__Instructions to follow__
In the following material, identify every line holding the string "this" and return it.

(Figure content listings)
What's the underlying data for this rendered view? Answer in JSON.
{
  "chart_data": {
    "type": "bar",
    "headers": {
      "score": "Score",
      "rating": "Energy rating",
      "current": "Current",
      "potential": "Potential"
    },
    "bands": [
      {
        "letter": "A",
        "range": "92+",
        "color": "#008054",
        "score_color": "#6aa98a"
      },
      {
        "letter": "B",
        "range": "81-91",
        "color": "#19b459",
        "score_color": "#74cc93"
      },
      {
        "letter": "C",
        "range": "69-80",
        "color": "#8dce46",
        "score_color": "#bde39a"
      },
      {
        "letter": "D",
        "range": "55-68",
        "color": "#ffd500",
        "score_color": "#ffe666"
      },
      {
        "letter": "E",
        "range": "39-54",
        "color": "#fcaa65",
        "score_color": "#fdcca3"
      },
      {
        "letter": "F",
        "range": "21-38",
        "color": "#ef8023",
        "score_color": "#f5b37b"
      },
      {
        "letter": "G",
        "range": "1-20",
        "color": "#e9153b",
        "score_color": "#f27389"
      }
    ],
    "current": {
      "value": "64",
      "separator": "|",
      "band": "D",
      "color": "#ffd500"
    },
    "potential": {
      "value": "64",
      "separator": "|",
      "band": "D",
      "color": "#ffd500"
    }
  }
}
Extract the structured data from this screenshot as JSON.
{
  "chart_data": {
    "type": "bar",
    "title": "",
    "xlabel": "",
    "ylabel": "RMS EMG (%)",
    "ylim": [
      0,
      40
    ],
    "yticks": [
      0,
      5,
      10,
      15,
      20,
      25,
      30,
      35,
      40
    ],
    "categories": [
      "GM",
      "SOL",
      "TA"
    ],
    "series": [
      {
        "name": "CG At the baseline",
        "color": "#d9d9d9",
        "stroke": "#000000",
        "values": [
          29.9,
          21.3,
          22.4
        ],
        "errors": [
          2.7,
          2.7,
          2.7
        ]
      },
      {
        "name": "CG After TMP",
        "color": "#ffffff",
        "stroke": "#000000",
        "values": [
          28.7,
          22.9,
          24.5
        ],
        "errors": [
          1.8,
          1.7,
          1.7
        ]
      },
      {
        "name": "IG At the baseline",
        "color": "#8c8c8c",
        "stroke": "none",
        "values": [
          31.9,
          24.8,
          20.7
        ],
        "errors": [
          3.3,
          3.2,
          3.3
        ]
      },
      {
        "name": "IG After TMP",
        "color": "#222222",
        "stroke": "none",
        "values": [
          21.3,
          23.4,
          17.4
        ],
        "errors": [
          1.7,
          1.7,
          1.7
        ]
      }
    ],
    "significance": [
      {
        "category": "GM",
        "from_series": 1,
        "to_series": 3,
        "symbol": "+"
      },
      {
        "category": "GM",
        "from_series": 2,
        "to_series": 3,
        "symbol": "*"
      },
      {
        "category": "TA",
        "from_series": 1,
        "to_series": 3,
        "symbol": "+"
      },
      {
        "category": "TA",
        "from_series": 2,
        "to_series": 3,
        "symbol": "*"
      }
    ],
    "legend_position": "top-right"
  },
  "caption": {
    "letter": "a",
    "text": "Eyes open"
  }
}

__Full output__
What's the underlying data for this rendered view? Answer in JSON.
Extract the structured data from this screenshot as JSON.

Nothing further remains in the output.